>> Begin Records supplied

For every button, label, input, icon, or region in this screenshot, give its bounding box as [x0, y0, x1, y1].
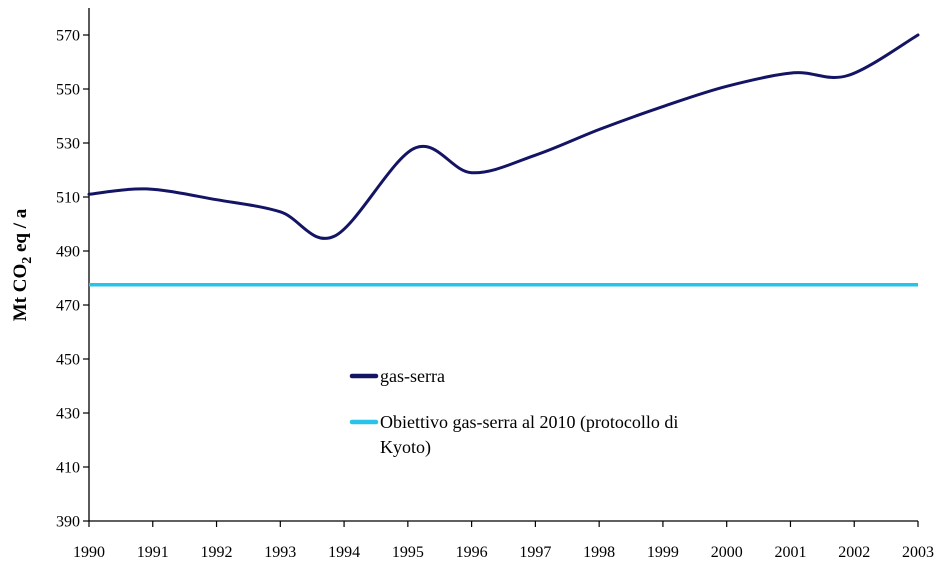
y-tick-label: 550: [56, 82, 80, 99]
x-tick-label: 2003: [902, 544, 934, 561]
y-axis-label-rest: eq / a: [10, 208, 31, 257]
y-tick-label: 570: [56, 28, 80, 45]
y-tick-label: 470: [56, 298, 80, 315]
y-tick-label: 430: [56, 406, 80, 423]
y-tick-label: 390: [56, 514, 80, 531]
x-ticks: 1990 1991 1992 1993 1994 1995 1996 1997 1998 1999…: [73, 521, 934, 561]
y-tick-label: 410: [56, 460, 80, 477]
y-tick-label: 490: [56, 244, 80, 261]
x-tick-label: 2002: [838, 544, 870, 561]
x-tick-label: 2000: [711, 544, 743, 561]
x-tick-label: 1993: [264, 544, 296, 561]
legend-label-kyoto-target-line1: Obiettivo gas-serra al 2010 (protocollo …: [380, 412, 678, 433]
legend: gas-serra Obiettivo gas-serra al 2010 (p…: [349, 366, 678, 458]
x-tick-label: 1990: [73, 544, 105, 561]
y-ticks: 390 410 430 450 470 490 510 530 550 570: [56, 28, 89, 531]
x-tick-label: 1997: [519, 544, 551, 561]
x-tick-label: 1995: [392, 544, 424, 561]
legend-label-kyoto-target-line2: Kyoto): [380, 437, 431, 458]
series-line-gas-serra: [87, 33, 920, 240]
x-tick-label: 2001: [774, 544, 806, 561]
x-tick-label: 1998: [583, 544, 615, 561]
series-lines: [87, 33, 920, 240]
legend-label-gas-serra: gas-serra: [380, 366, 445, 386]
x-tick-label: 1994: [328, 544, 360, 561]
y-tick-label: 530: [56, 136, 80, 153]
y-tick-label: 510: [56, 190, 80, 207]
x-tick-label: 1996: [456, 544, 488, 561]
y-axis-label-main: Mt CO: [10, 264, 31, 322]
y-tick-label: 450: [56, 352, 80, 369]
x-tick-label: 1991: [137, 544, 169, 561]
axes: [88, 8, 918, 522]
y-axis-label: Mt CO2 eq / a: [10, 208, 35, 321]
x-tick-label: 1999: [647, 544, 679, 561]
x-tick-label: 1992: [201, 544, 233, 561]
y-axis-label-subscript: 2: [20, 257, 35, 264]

>> End Records supplied

> _Given task_
Duplicate every line of the records above, leaving out the pictures.

> _Solution for this exercise_
For every button, label, input, icon, or region in this screenshot, give its bounding box as [x0, y0, x1, y1].
y-tick-label: 550: [56, 82, 80, 99]
x-tick-label: 2003: [902, 544, 934, 561]
y-axis-label-rest: eq / a: [10, 208, 31, 257]
y-tick-label: 570: [56, 28, 80, 45]
y-tick-label: 470: [56, 298, 80, 315]
y-tick-label: 430: [56, 406, 80, 423]
y-tick-label: 390: [56, 514, 80, 531]
x-ticks: 1990 1991 1992 1993 1994 1995 1996 1997 1998 1999…: [73, 521, 934, 561]
y-tick-label: 410: [56, 460, 80, 477]
y-tick-label: 490: [56, 244, 80, 261]
x-tick-label: 2002: [838, 544, 870, 561]
x-tick-label: 2000: [711, 544, 743, 561]
x-tick-label: 1993: [264, 544, 296, 561]
legend-label-kyoto-target-line1: Obiettivo gas-serra al 2010 (protocollo …: [380, 412, 678, 433]
legend: gas-serra Obiettivo gas-serra al 2010 (p…: [349, 366, 678, 458]
x-tick-label: 1990: [73, 544, 105, 561]
y-ticks: 390 410 430 450 470 490 510 530 550 570: [56, 28, 89, 531]
x-tick-label: 1997: [519, 544, 551, 561]
x-tick-label: 1995: [392, 544, 424, 561]
legend-label-kyoto-target-line2: Kyoto): [380, 437, 431, 458]
series-line-gas-serra: [87, 33, 920, 240]
x-tick-label: 2001: [774, 544, 806, 561]
x-tick-label: 1998: [583, 544, 615, 561]
series-lines: [87, 33, 920, 240]
legend-label-gas-serra: gas-serra: [380, 366, 445, 386]
x-tick-label: 1994: [328, 544, 360, 561]
y-tick-label: 530: [56, 136, 80, 153]
y-tick-label: 510: [56, 190, 80, 207]
x-tick-label: 1996: [456, 544, 488, 561]
y-axis-label-main: Mt CO: [10, 264, 31, 322]
y-tick-label: 450: [56, 352, 80, 369]
x-tick-label: 1991: [137, 544, 169, 561]
axes: [88, 8, 918, 522]
y-axis-label: Mt CO2 eq / a: [10, 208, 35, 321]
x-tick-label: 1999: [647, 544, 679, 561]
x-tick-label: 1992: [201, 544, 233, 561]
y-axis-label-subscript: 2: [20, 257, 35, 264]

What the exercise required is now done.